● A block of data:
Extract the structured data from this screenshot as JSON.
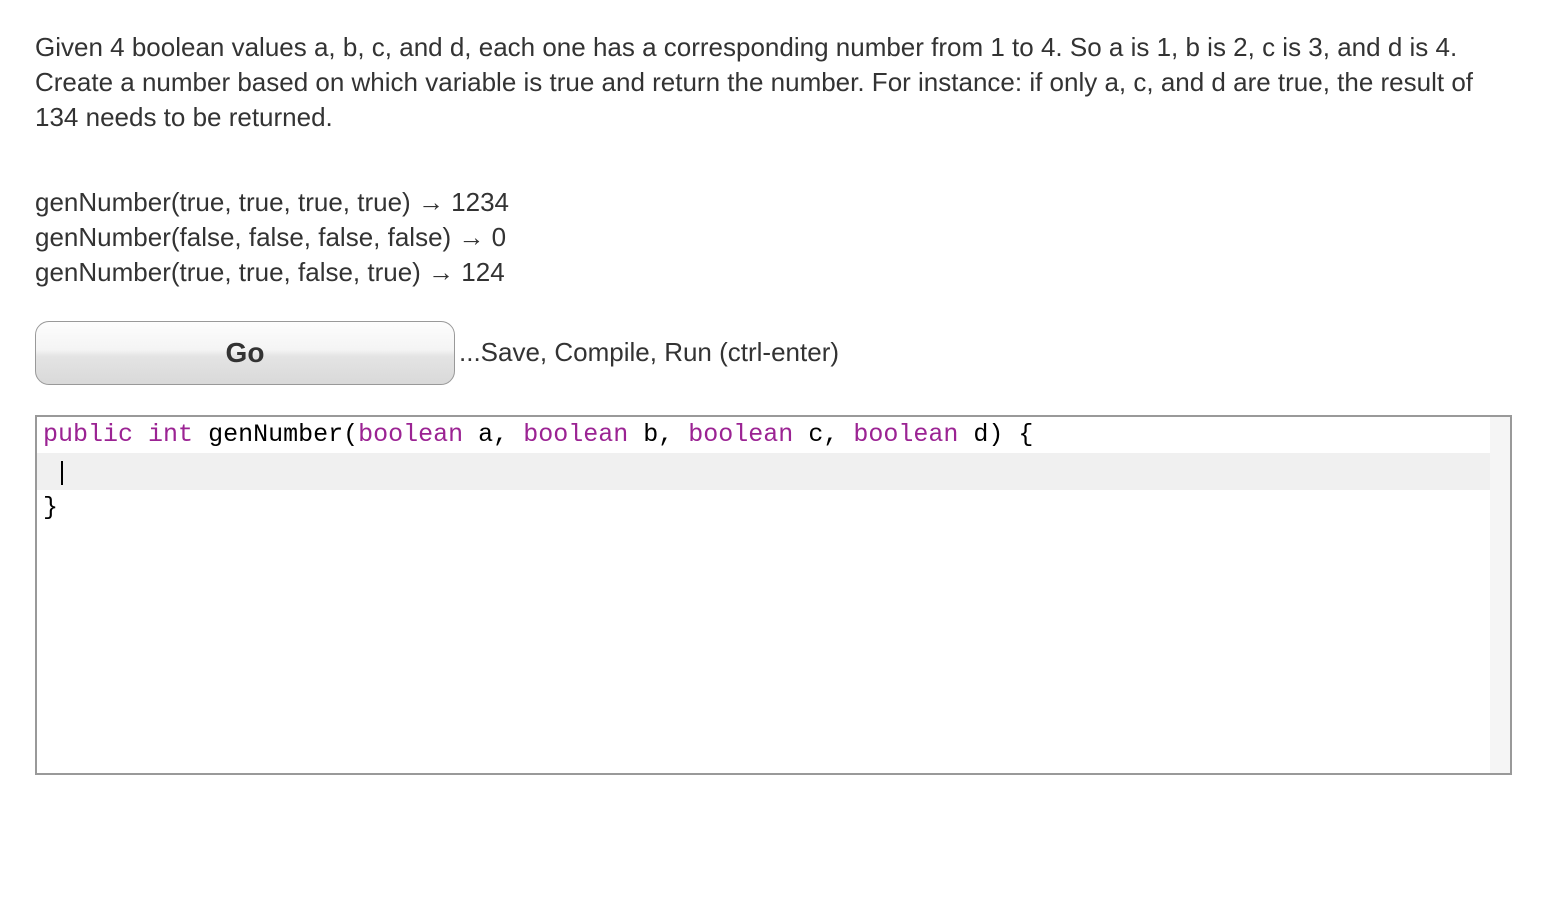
{
  "problem": {
    "description": "Given 4 boolean values a, b, c, and d, each one has a corresponding number from 1 to 4. So a is 1, b is 2, c is 3, and d is 4. Create a number based on which variable is true and return the number. For instance: if only a, c, and d are true, the result of 134 needs to be returned."
  },
  "examples": {
    "line1": "genNumber(true, true, true, true) → 1234",
    "line2": "genNumber(false, false, false, false) → 0",
    "line3": "genNumber(true, true, false, true) → 124"
  },
  "controls": {
    "go_label": "Go",
    "hint": "...Save, Compile, Run (ctrl-enter)"
  },
  "code": {
    "tokens": {
      "kw_public": "public",
      "kw_int": "int",
      "fn_name": "genNumber",
      "lparen": "(",
      "kw_boolean1": "boolean",
      "param_a": "a",
      "comma1": ", ",
      "kw_boolean2": "boolean",
      "param_b": "b",
      "comma2": ", ",
      "kw_boolean3": "boolean",
      "param_c": "c",
      "comma3": ", ",
      "kw_boolean4": "boolean",
      "param_d": "d",
      "rparen_brace": ") {",
      "close_brace": "}"
    }
  }
}
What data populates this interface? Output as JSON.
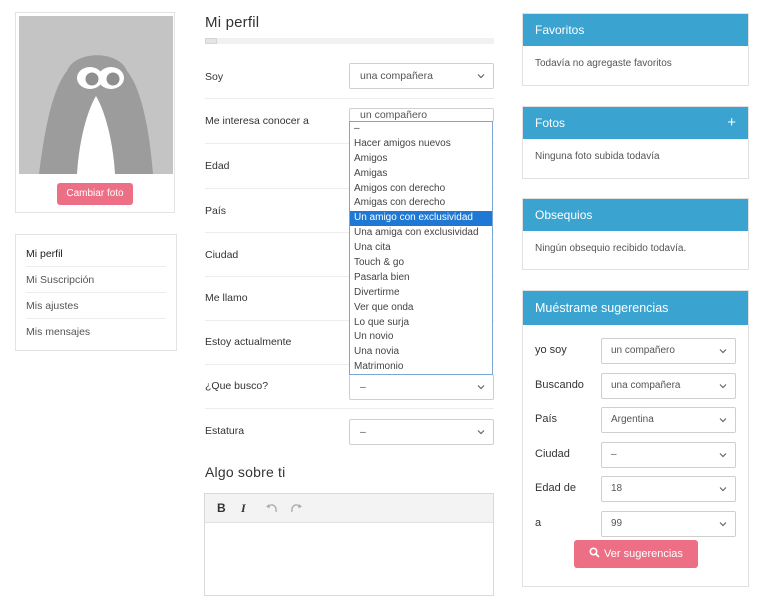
{
  "profile": {
    "change_photo_label": "Cambiar foto"
  },
  "side_nav": {
    "items": [
      {
        "label": "Mi perfil"
      },
      {
        "label": "Mi Suscripción"
      },
      {
        "label": "Mis ajustes"
      },
      {
        "label": "Mis mensajes"
      }
    ]
  },
  "form": {
    "title": "Mi perfil",
    "rows": [
      {
        "label": "Soy",
        "value": "una compañera"
      },
      {
        "label": "Me interesa conocer a",
        "value": "un compañero"
      },
      {
        "label": "Edad"
      },
      {
        "label": "País"
      },
      {
        "label": "Ciudad"
      },
      {
        "label": "Me llamo"
      },
      {
        "label": "Estoy actualmente"
      },
      {
        "label": "¿Que busco?",
        "value": "–"
      },
      {
        "label": "Estatura",
        "value": "–"
      }
    ],
    "dropdown_options": [
      "–",
      "Hacer amigos nuevos",
      "Amigos",
      "Amigas",
      "Amigos con derecho",
      "Amigas con derecho",
      "Un amigo con exclusividad",
      "Una amiga con exclusividad",
      "Una cita",
      "Touch & go",
      "Pasarla bien",
      "Divertirme",
      "Ver que onda",
      "Lo que surja",
      "Un novio",
      "Una novia",
      "Matrimonio"
    ],
    "dropdown_selected": "Un amigo con exclusividad",
    "about_title": "Algo sobre ti",
    "editor": {
      "bold": "B",
      "italic": "I"
    }
  },
  "panels": {
    "favoritos": {
      "title": "Favoritos",
      "text": "Todavía no agregaste favoritos"
    },
    "fotos": {
      "title": "Fotos",
      "text": "Ninguna foto subida todavía",
      "add": "+"
    },
    "obsequios": {
      "title": "Obsequios",
      "text": "Ningún obsequio recibido todavía."
    },
    "sugerencias": {
      "title": "Muéstrame sugerencias",
      "rows": [
        {
          "label": "yo soy",
          "value": "un compañero"
        },
        {
          "label": "Buscando",
          "value": "una compañera"
        },
        {
          "label": "País",
          "value": "Argentina"
        },
        {
          "label": "Ciudad",
          "value": "–"
        },
        {
          "label": "Edad de",
          "value": "18"
        },
        {
          "label": "a",
          "value": "99"
        }
      ],
      "button": "Ver sugerencias"
    }
  },
  "colors": {
    "accent": "#3ba3d0",
    "brand_pink": "#ec6f85",
    "selected": "#1e78d4"
  }
}
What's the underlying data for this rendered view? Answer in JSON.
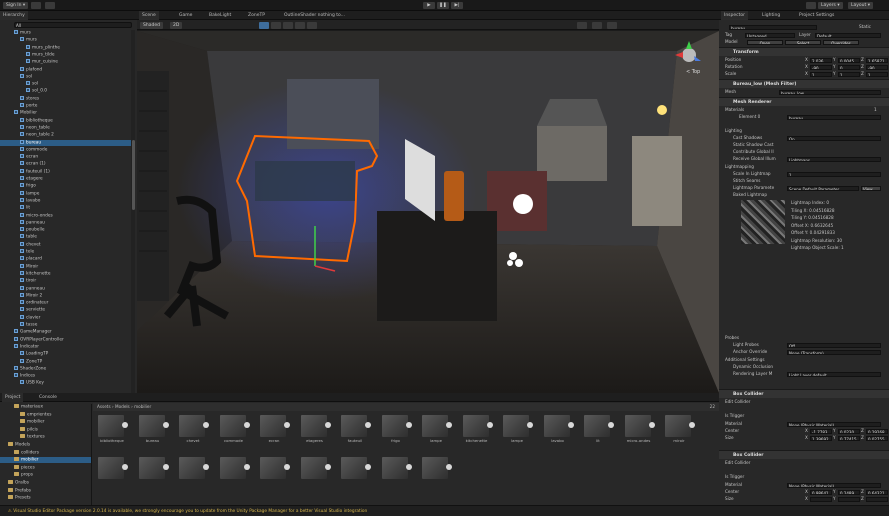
{
  "toolbar": {
    "account": "Sign In",
    "play_icon": "play-icon",
    "pause_icon": "pause-icon",
    "step_icon": "step-icon",
    "layers": "Layers",
    "layout": "Layout"
  },
  "hierarchy": {
    "tab": "Hierarchy",
    "search_placeholder": "All",
    "items": [
      "murs",
      "murs",
      "murs_plinthe",
      "murs_tilde",
      "mur_cuisine",
      "plafond",
      "sol",
      "sol",
      "sol_0.0",
      "stores",
      "porte",
      "Mobilier",
      "bibliotheque",
      "neon_table",
      "neon_table 2",
      "bureau",
      "commode",
      "ecran",
      "ecran (1)",
      "fauteuil (1)",
      "etagere",
      "frigo",
      "lampe",
      "lavabo",
      "lit",
      "micro-ondes",
      "panneau",
      "poubelle",
      "table",
      "chevet",
      "tele",
      "placard",
      "Miroir",
      "kitchenette",
      "tiroir",
      "panneau",
      "Miroir 2",
      "ordinateur",
      "serviette",
      "clavier",
      "tasse",
      "GameManager",
      "OVRPlayerController",
      "Indicator",
      "LoadingTP",
      "ZoneTP",
      "ShaderZone",
      "Indices",
      "USB Key"
    ],
    "selected_index": 15
  },
  "scene": {
    "tabs": [
      "Scene",
      "Game",
      "BakeLight",
      "ZoneTP",
      "OutlineShader nothing to..."
    ],
    "shading": "Shaded",
    "mode": "2D",
    "persp": "< Top"
  },
  "inspector": {
    "tabs": [
      "Inspector",
      "Lighting",
      "Project Settings"
    ],
    "object_name": "bureau",
    "static_label": "Static",
    "tag_label": "Tag",
    "tag_value": "Untagged",
    "layer_label": "Layer",
    "layer_value": "Default",
    "model_label": "Model",
    "open": "Open",
    "select": "Select",
    "overrides": "Overrides",
    "transform": {
      "title": "Transform",
      "position_label": "Position",
      "rotation_label": "Rotation",
      "scale_label": "Scale",
      "position": [
        "2.036",
        "0.0045",
        "1.65871"
      ],
      "rotation": [
        "-90",
        "0",
        "-90"
      ],
      "scale": [
        "1",
        "1",
        "1"
      ]
    },
    "mesh_filter": {
      "title": "Bureau_low (Mesh Filter)",
      "mesh_label": "Mesh",
      "mesh_value": "bureau_low"
    },
    "mesh_renderer": {
      "title": "Mesh Renderer",
      "materials_label": "Materials",
      "materials_count": "1",
      "element0_label": "Element 0",
      "element0_value": "bureau",
      "lighting_label": "Lighting",
      "cast_shadows_label": "Cast Shadows",
      "cast_shadows_value": "On",
      "static_shadow_label": "Static Shadow Cast",
      "contribute_gi_label": "Contribute Global Il",
      "receive_gi_label": "Receive Global Illum",
      "receive_gi_value": "Lightmaps",
      "lightmapping_label": "Lightmapping",
      "scale_lightmap_label": "Scale In Lightmap",
      "scale_lightmap_value": "1",
      "stitch_label": "Stitch Seams",
      "lightmap_params_label": "Lightmap Paramete",
      "lightmap_params_value": "Scene Default Parameter",
      "view_button": "View",
      "baked_label": "Baked Lightmap",
      "baked_info": [
        "Lightmap Index: 0",
        "Tiling X: 0.04516828",
        "Tiling Y: 0.04516828",
        "Offset X: 0.6632645",
        "Offset Y: 0.04291833",
        "Lightmap Resolution: 30",
        "Lightmap Object Scale: 1"
      ],
      "probes_label": "Probes",
      "light_probes_label": "Light Probes",
      "light_probes_value": "Off",
      "anchor_label": "Anchor Override",
      "anchor_value": "None (Transform)",
      "additional_label": "Additional Settings",
      "dynamic_occ_label": "Dynamic Occlusion",
      "rendering_layer_label": "Rendering Layer M",
      "rendering_layer_value": "Light Layer default"
    },
    "box_collider1": {
      "title": "Box Collider",
      "edit_label": "Edit Collider",
      "trigger_label": "Is Trigger",
      "material_label": "Material",
      "material_value": "None (Physic Material)",
      "center_label": "Center",
      "center": [
        "-1.7783",
        "0.0230",
        "0.29268"
      ],
      "size_label": "Size",
      "size": [
        "1.39692",
        "0.77415",
        "0.02755"
      ]
    },
    "box_collider2": {
      "title": "Box Collider",
      "edit_label": "Edit Collider",
      "trigger_label": "Is Trigger",
      "material_label": "Material",
      "material_value": "None (Physic Material)",
      "center_label": "Center",
      "center": [
        "0.98641",
        "0.2489",
        "0.64321"
      ],
      "size_label": "Size",
      "size": [
        "",
        "",
        ""
      ]
    }
  },
  "project": {
    "tabs": [
      "Project",
      "Console"
    ],
    "breadcrumb": [
      "Assets",
      "Models",
      "mobilier"
    ],
    "count": "22",
    "folders": [
      "materiaux",
      "emprientes",
      "mobilier",
      "pilcis",
      "textures",
      "Models",
      "colliders",
      "mobilier",
      "pieces",
      "props",
      "Oralbs",
      "Prefabs",
      "Presets"
    ],
    "assets": [
      "bibliotheque",
      "bureau",
      "chevet",
      "commode",
      "ecran",
      "etageres",
      "fauteuil",
      "frigo",
      "lampe",
      "kitchenette",
      "lampe",
      "lavabo",
      "lit",
      "micro-ondes",
      "miroir",
      "",
      "",
      "",
      "",
      "",
      "",
      "",
      "",
      ""
    ]
  },
  "status": {
    "message": "Visual Studio Editor Package version 2.0.14 is available, we strongly encourage you to update from the Unity Package Manager for a better Visual Studio integration"
  }
}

● OBJECTIVE: Tally the lines containing "boolean". Provide the number without any other words.

● WRITTEN RESPONSE: 5